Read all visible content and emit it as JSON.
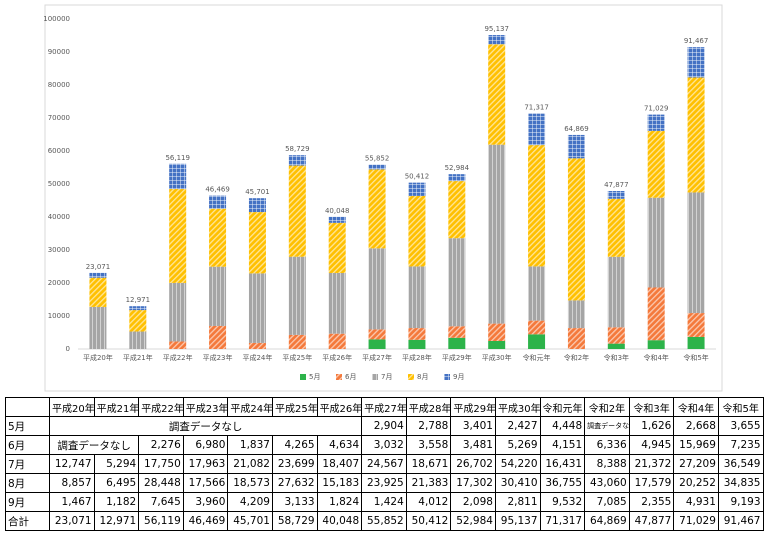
{
  "chart_data": {
    "type": "bar",
    "stacked": true,
    "categories": [
      "平成20年",
      "平成21年",
      "平成22年",
      "平成23年",
      "平成24年",
      "平成25年",
      "平成26年",
      "平成27年",
      "平成28年",
      "平成29年",
      "平成30年",
      "令和元年",
      "令和2年",
      "令和3年",
      "令和4年",
      "令和5年"
    ],
    "series": [
      {
        "name": "5月",
        "color": "#2db34a",
        "values": [
          null,
          null,
          null,
          null,
          null,
          null,
          null,
          2904,
          2788,
          3401,
          2427,
          4448,
          null,
          1626,
          2668,
          3655
        ],
        "value_labels": [
          null,
          null,
          null,
          null,
          null,
          null,
          null,
          "2,904",
          "2,788",
          "3,401",
          "2,427",
          "4,448",
          null,
          "1,626",
          "2,668",
          "3,655"
        ]
      },
      {
        "name": "6月",
        "color": "#f4793b",
        "values": [
          null,
          null,
          2276,
          6980,
          1837,
          4265,
          4634,
          3032,
          3558,
          3481,
          5269,
          4151,
          6336,
          4945,
          15969,
          7235
        ],
        "value_labels": [
          null,
          null,
          "2,276",
          "6,980",
          "1,837",
          "4,265",
          "4,634",
          "3,032",
          "3,558",
          "3,481",
          "5,269",
          "4,151",
          "6,336",
          "4,945",
          "15,969",
          "7,235"
        ]
      },
      {
        "name": "7月",
        "color": "#a5a5a5",
        "values": [
          12747,
          5294,
          17750,
          17963,
          21082,
          23699,
          18407,
          24567,
          18671,
          26702,
          54220,
          16431,
          8388,
          21372,
          27209,
          36549
        ],
        "value_labels": [
          "12,747",
          "5,294",
          "17,750",
          "17,963",
          "21,082",
          "23,699",
          "18,407",
          "24,567",
          "18,671",
          "26,702",
          "54,220",
          "16,431",
          "8,388",
          "21,372",
          "27,209",
          "36,549"
        ]
      },
      {
        "name": "8月",
        "color": "#ffc000",
        "values": [
          8857,
          6495,
          28448,
          17566,
          18573,
          27632,
          15183,
          23925,
          21383,
          17302,
          30410,
          36755,
          43060,
          17579,
          20252,
          34835
        ],
        "value_labels": [
          "8,857",
          "6,495",
          "28,448",
          "17,566",
          "18,573",
          "27,632",
          "15,183",
          "23,925",
          "21,383",
          "17,302",
          "30,410",
          "36,755",
          "43,060",
          "17,579",
          "20,252",
          "34,835"
        ]
      },
      {
        "name": "9月",
        "color": "#4472c4",
        "values": [
          1467,
          1182,
          7645,
          3960,
          4209,
          3133,
          1824,
          1424,
          4012,
          2098,
          2811,
          9532,
          7085,
          2355,
          4931,
          9193
        ],
        "value_labels": [
          "1,467",
          "1,182",
          "7,645",
          "3,960",
          "4,209",
          "3,133",
          "1,824",
          "1,424",
          "4,012",
          "2,098",
          "2,811",
          "9,532",
          "7,085",
          "2,355",
          "4,931",
          "9,193"
        ]
      }
    ],
    "total_labels": [
      "23,071",
      "12,971",
      "56,119",
      "46,469",
      "45,701",
      "58,729",
      "40,048",
      "55,852",
      "50,412",
      "52,984",
      "95,137",
      "71,317",
      "64,869",
      "47,877",
      "71,029",
      "91,467"
    ],
    "ylim": [
      0,
      100000
    ],
    "yticks": [
      0,
      10000,
      20000,
      30000,
      40000,
      50000,
      60000,
      70000,
      80000,
      90000,
      100000
    ],
    "grid": false,
    "legend": "bottom"
  },
  "table": {
    "no_data_label": "調査データなし",
    "total_row_label": "合計"
  }
}
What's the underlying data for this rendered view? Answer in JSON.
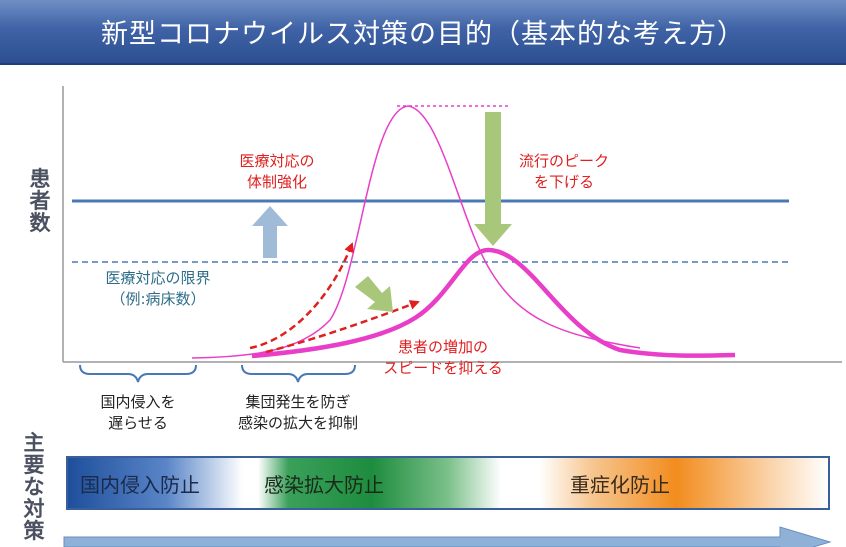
{
  "title": "新型コロナウイルス対策の目的（基本的な考え方）",
  "axis": {
    "y_label": "患者数"
  },
  "labels": {
    "capacity_strengthen": [
      "医療対応の",
      "体制強化"
    ],
    "lower_peak": [
      "流行のピーク",
      "を下げる"
    ],
    "capacity_limit": [
      "医療対応の限界",
      "（例:病床数）"
    ],
    "slow_growth": [
      "患者の増加の",
      "スピードを抑える"
    ],
    "phase_entry": [
      "国内侵入を",
      "遅らせる"
    ],
    "phase_cluster": [
      "集団発生を防ぎ",
      "感染の拡大を抑制"
    ]
  },
  "measures": {
    "title": "主要な対策",
    "items": [
      "国内侵入防止",
      "感染拡大防止",
      "重症化防止"
    ]
  },
  "colors": {
    "title_bar": "#3f63a6",
    "capacity_line": "#4a78b5",
    "curve": "#e83ec8",
    "trend_arrow": "#e02020",
    "arrow_green": "#a9c77a",
    "arrow_blue": "#9fbbd8"
  }
}
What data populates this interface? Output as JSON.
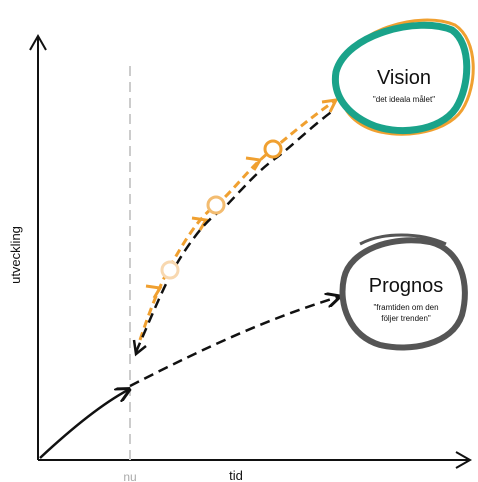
{
  "axes": {
    "y_label": "utveckling",
    "x_label": "tid",
    "now_label": "nu"
  },
  "vision": {
    "title": "Vision",
    "subtitle": "\"det ideala målet\""
  },
  "prognos": {
    "title": "Prognos",
    "subtitle_line1": "\"framtiden om den",
    "subtitle_line2": "följer trenden\""
  },
  "colors": {
    "axis": "#111111",
    "now_line": "#cccccc",
    "trend": "#111111",
    "vision_fill": "#ffffff",
    "vision_outline_teal": "#1aa38a",
    "vision_outline_orange": "#f0a030",
    "orange_path": "#f0a030",
    "prognos_outline": "#555555"
  }
}
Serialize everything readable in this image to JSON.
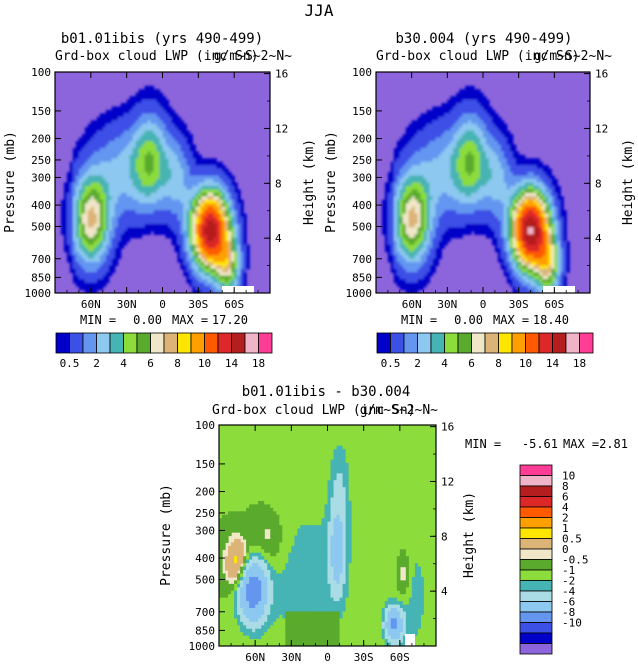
{
  "page_title": "JJA",
  "colors": {
    "low_palette": [
      "#8c64dc",
      "#0000c8",
      "#3c50e6",
      "#6496f0",
      "#8cc8f0",
      "#46b4b4",
      "#8cdc3c",
      "#5aaa2d",
      "#f0e6c8",
      "#dcb478",
      "#ffe600",
      "#ffa000",
      "#ff5a00",
      "#dc2828",
      "#b41e1e",
      "#f0b4c8",
      "#ff3c96"
    ],
    "diff_palette": [
      "#8c64dc",
      "#0000c8",
      "#3c50e6",
      "#6496f0",
      "#8cc8f0",
      "#aadce6",
      "#46b4b4",
      "#8cdc3c",
      "#5aaa2d",
      "#f0e6c8",
      "#dcb478",
      "#ffe600",
      "#ffa000",
      "#ff5a00",
      "#dc2828",
      "#b41e1e",
      "#f0b4c8",
      "#ff3c96"
    ]
  },
  "chart_data": [
    {
      "type": "heatmap",
      "title": "b01.01ibis (yrs 490-499)",
      "subtitle_left": "Grd-box cloud LWP (inc Sn)",
      "subtitle_right": "g/m~S~2~N~",
      "xlabel": "",
      "ylabel": "Pressure (mb)",
      "y2label": "Height (km)",
      "x_ticks": [
        "60N",
        "30N",
        "0",
        "30S",
        "60S"
      ],
      "y_ticks": [
        "100",
        "150",
        "200",
        "250",
        "300",
        "400",
        "500",
        "700",
        "850",
        "1000"
      ],
      "y2_ticks": [
        "16",
        "12",
        "8",
        "4"
      ],
      "stats": {
        "min_label": "MIN =",
        "min": "0.00",
        "max_label": "MAX =",
        "max": "17.20"
      },
      "levels": [
        0.5,
        1,
        2,
        3,
        4,
        5,
        6,
        7,
        8,
        9,
        10,
        12,
        14,
        16,
        18
      ],
      "label_levels": [
        "0.5",
        "2",
        "4",
        "6",
        "8",
        "10",
        "14",
        "18"
      ],
      "colorbar": "horizontal-bottom",
      "max_value": 17.2
    },
    {
      "type": "heatmap",
      "title": "b30.004 (yrs 490-499)",
      "subtitle_left": "Grd-box cloud LWP (inc Sn)",
      "subtitle_right": "g/m~S~2~N~",
      "xlabel": "",
      "ylabel": "Pressure (mb)",
      "y2label": "Height (km)",
      "x_ticks": [
        "60N",
        "30N",
        "0",
        "30S",
        "60S"
      ],
      "y_ticks": [
        "100",
        "150",
        "200",
        "250",
        "300",
        "400",
        "500",
        "700",
        "850",
        "1000"
      ],
      "y2_ticks": [
        "16",
        "12",
        "8",
        "4"
      ],
      "stats": {
        "min_label": "MIN =",
        "min": "0.00",
        "max_label": "MAX =",
        "max": "18.40"
      },
      "levels": [
        0.5,
        1,
        2,
        3,
        4,
        5,
        6,
        7,
        8,
        9,
        10,
        12,
        14,
        16,
        18
      ],
      "label_levels": [
        "0.5",
        "2",
        "4",
        "6",
        "8",
        "10",
        "14",
        "18"
      ],
      "colorbar": "horizontal-bottom",
      "max_value": 18.4
    },
    {
      "type": "heatmap",
      "title": "b01.01ibis - b30.004",
      "subtitle_left": "Grd-box cloud LWP (inc Sn)",
      "subtitle_right": "g/m~S~2~N~",
      "xlabel": "",
      "ylabel": "Pressure (mb)",
      "y2label": "Height (km)",
      "x_ticks": [
        "60N",
        "30N",
        "0",
        "30S",
        "60S"
      ],
      "y_ticks": [
        "100",
        "150",
        "200",
        "250",
        "300",
        "400",
        "500",
        "700",
        "850",
        "1000"
      ],
      "y2_ticks": [
        "16",
        "12",
        "8",
        "4"
      ],
      "stats": {
        "min_label": "MIN =",
        "min": "-5.61",
        "max_label": "MAX =",
        "max": "2.81"
      },
      "levels": [
        -10,
        -8,
        -6,
        -4,
        -2,
        -1,
        -0.5,
        0,
        0.5,
        1,
        2,
        4,
        6,
        8,
        10
      ],
      "label_levels": [
        "10",
        "8",
        "6",
        "4",
        "2",
        "1",
        "0.5",
        "0",
        "-0.5",
        "-1",
        "-2",
        "-4",
        "-6",
        "-8",
        "-10"
      ],
      "colorbar": "vertical-right"
    }
  ]
}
----------
◆ PROBLEM
Read the data above and pull out each line that holds the string "What".

◆ OUTPUT OF THE TASK
What's the underlying data for this rendered view? Answer in JSON.
What data populates this interface? Output as JSON.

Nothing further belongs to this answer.